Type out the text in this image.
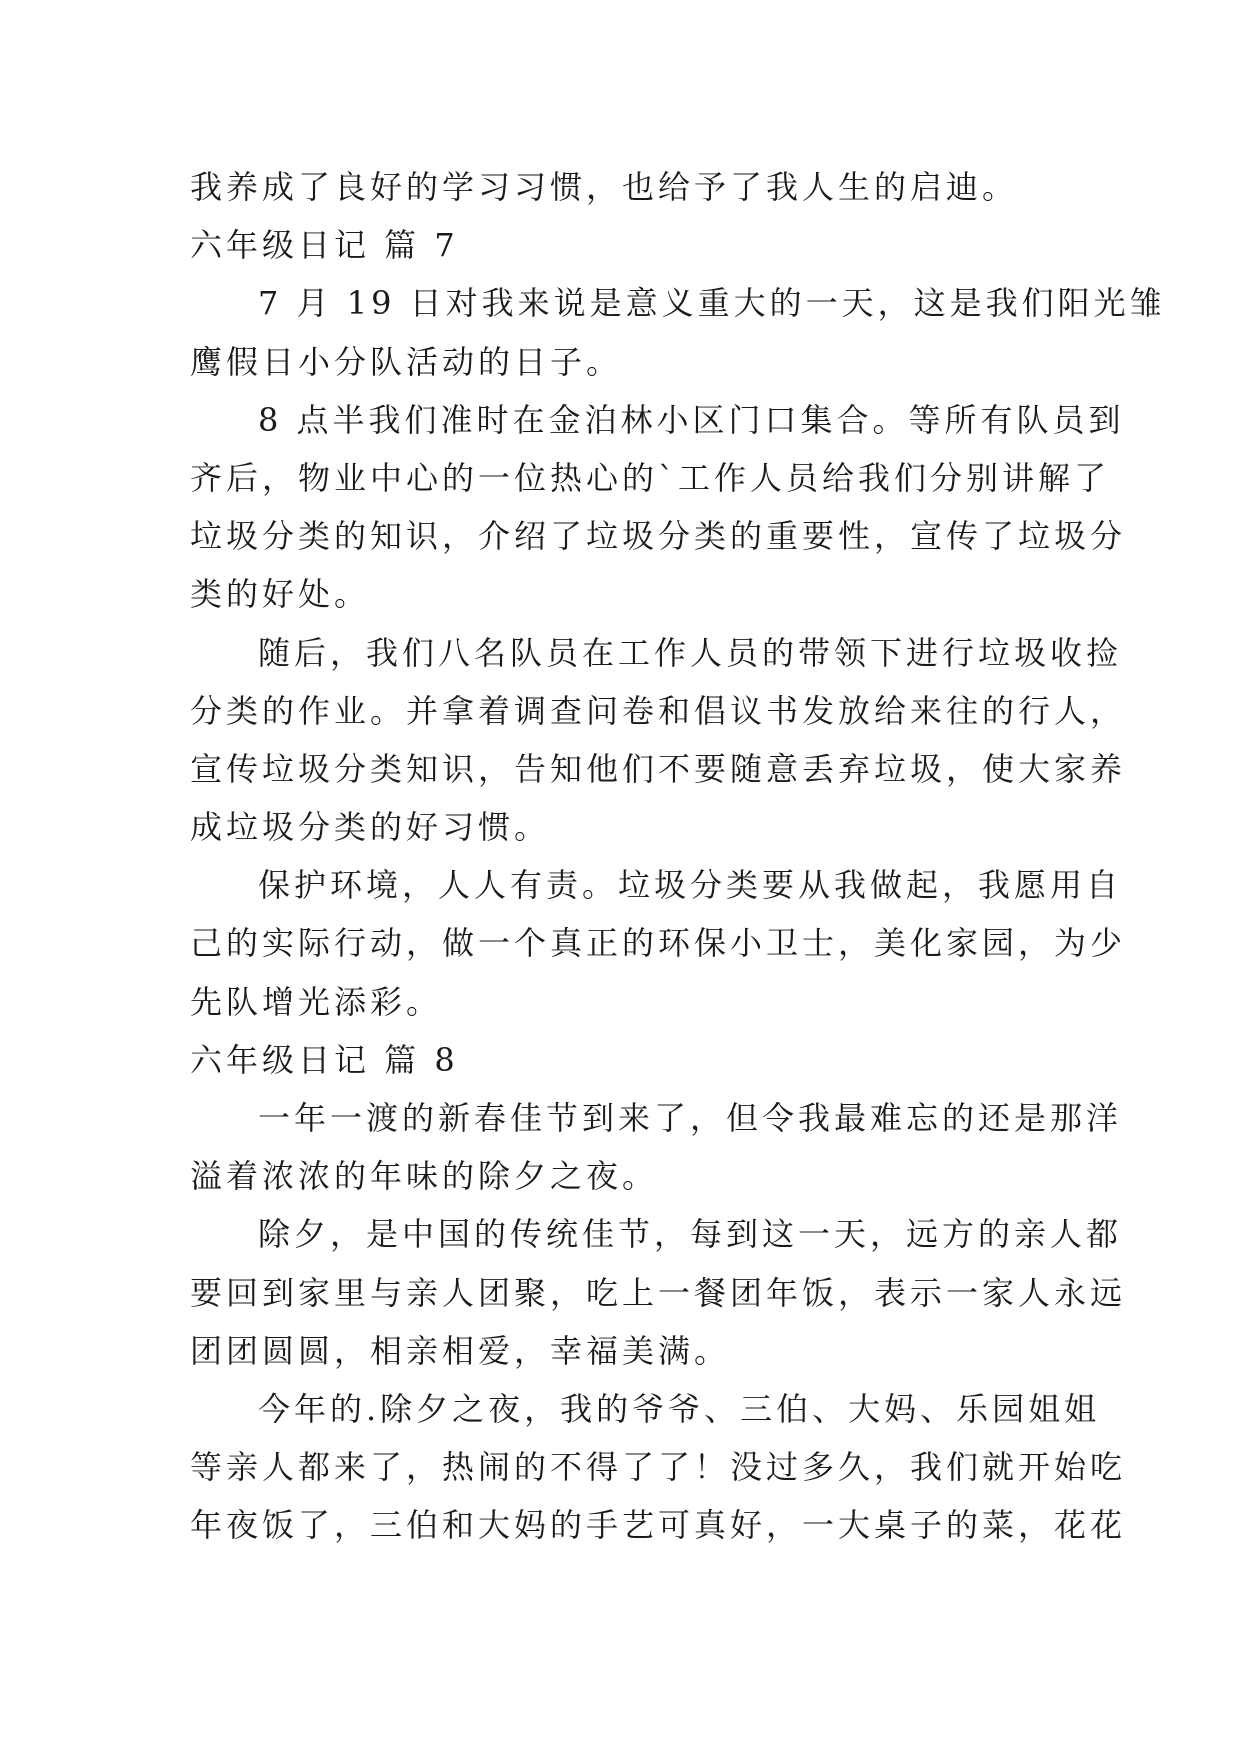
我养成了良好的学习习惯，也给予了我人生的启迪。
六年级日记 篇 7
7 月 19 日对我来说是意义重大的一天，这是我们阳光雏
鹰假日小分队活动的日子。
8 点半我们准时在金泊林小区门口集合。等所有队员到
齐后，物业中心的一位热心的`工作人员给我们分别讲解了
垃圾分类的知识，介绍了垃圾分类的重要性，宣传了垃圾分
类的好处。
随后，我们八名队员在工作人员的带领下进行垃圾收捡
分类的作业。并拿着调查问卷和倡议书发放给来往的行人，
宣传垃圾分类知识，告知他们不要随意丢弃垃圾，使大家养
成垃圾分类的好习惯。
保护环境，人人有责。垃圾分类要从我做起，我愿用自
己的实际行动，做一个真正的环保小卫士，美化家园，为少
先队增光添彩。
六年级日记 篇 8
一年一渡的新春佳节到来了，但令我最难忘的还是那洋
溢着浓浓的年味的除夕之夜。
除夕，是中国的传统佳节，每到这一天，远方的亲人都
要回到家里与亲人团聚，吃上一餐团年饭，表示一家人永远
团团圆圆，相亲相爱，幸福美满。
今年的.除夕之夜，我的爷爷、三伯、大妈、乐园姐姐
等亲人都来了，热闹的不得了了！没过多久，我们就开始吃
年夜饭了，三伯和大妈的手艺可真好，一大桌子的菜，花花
****************************************
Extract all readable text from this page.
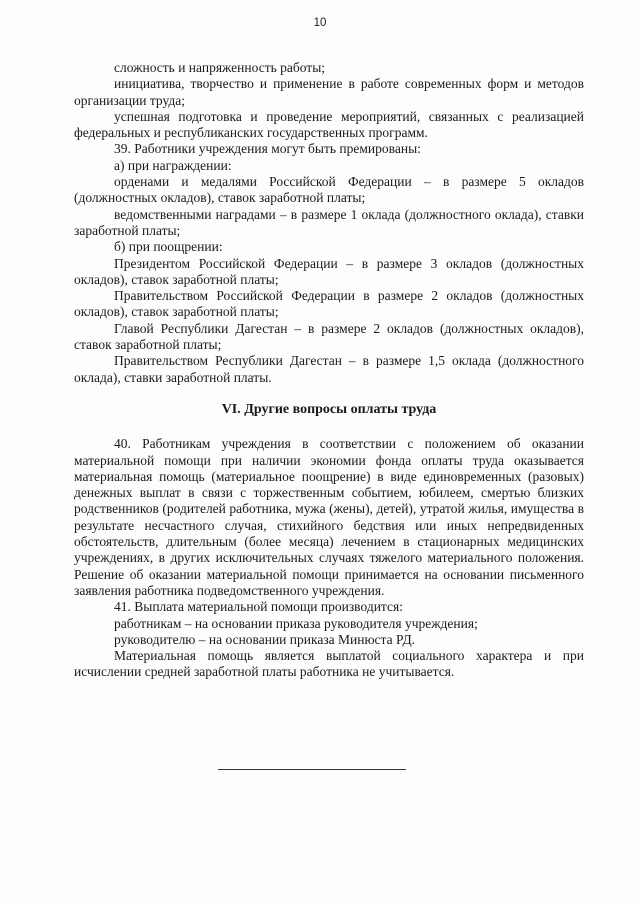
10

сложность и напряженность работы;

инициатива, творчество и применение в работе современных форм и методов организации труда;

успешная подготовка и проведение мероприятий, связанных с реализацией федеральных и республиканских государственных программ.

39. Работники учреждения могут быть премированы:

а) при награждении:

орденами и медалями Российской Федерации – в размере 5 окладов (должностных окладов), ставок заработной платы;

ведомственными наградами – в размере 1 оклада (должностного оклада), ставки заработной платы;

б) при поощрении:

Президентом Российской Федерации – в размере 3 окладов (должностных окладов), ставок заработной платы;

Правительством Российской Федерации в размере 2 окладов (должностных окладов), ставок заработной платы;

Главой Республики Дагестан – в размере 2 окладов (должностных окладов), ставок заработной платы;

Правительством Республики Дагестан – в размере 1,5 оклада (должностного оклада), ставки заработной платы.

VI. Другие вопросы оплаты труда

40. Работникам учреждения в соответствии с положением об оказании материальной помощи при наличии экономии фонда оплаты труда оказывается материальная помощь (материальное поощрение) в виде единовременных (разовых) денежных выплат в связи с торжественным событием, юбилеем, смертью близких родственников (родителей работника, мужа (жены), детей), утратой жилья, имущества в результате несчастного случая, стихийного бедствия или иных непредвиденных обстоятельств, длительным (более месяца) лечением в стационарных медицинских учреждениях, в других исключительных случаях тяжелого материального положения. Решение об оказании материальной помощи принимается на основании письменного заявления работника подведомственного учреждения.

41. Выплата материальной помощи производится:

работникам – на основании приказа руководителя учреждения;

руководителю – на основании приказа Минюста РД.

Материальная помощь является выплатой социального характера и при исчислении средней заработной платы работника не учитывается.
****************************************
Stated goal –
Pick out the lines containing the word "окладов" and show them.

Output of the task –
орденами и медалями Российской Федерации – в размере 5 окладов (должностных окладов), ставок заработной платы;
Президентом Российской Федерации – в размере 3 окладов (должностных окладов), ставок заработной платы;
Правительством Российской Федерации в размере 2 окладов (должностных окладов), ставок заработной платы;
Главой Республики Дагестан – в размере 2 окладов (должностных окладов), ставок заработной платы;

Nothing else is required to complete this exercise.